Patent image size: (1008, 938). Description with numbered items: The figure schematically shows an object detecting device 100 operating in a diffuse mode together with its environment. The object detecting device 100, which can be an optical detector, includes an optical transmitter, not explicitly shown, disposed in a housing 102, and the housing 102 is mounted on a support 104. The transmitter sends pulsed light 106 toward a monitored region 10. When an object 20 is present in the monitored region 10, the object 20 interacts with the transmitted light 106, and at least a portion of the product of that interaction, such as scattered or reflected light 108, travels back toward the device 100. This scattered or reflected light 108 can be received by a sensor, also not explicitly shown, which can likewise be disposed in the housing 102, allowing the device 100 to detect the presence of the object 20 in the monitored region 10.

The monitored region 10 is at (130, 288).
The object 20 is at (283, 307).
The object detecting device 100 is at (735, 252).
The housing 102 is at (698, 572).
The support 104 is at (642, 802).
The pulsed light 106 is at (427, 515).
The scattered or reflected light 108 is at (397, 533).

= = = = = = =

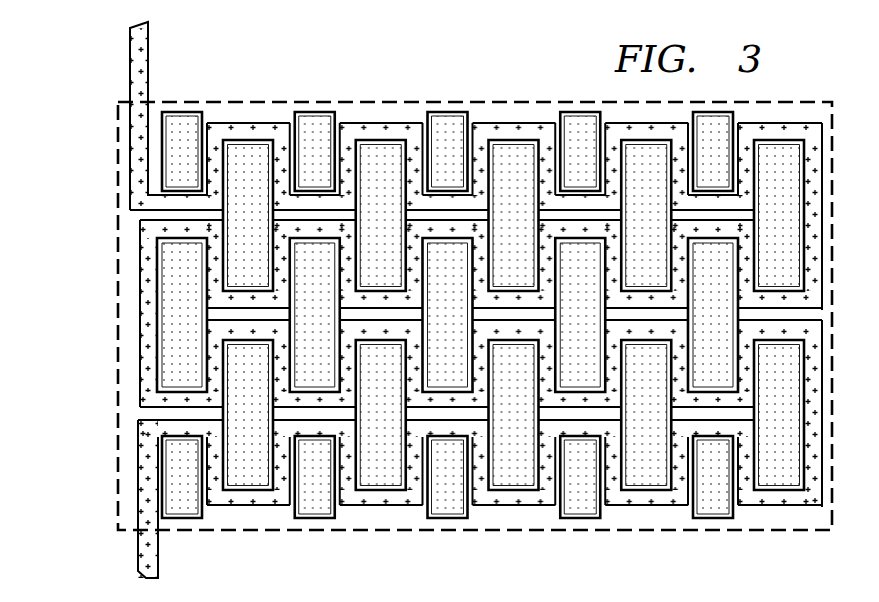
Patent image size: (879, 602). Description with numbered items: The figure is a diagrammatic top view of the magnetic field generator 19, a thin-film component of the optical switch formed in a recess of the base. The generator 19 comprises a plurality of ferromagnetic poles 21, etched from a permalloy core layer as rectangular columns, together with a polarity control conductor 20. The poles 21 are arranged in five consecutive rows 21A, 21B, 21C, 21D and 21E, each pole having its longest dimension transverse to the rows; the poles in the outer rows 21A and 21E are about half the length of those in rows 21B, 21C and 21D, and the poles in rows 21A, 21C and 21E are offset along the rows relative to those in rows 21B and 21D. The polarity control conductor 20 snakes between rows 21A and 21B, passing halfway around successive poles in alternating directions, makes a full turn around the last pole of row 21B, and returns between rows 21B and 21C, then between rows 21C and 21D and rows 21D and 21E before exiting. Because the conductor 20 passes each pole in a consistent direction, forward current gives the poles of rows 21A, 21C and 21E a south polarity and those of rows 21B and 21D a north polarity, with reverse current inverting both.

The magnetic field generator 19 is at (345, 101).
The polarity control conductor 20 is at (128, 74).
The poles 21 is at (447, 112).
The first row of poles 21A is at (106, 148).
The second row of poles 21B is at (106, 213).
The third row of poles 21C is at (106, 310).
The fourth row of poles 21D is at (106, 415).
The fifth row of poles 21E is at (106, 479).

= = = = = = =

> [Written request]
Reproduce the lines from the one containing "Patent image size: (1008, 938)." through the one containing "The scattered or", swapping "schematically" for "diagrammatically" and changing nothing else. Give only those lines.

> [Complete answer]
Patent image size: (1008, 938). Description with numbered items: The figure diagrammatically shows an object detecting device 100 operating in a diffuse mode together with its environment. The object detecting device 100, which can be an optical detector, includes an optical transmitter, not explicitly shown, disposed in a housing 102, and the housing 102 is mounted on a support 104. The transmitter sends pulsed light 106 toward a monitored region 10. When an object 20 is present in the monitored region 10, the object 20 interacts with the transmitted light 106, and at least a portion of the product of that interaction, such as scattered or reflected light 108, travels back toward the device 100. This scattered or reflected light 108 can be received by a sensor, also not explicitly shown, which can likewise be disposed in the housing 102, allowing the device 100 to detect the presence of the object 20 in the monitored region 10.

The monitored region 10 is at (130, 288).
The object 20 is at (283, 307).
The object detecting device 100 is at (735, 252).
The housing 102 is at (698, 572).
The support 104 is at (642, 802).
The pulsed light 106 is at (427, 515).
The scattered or reflected light 108 is at (397, 533).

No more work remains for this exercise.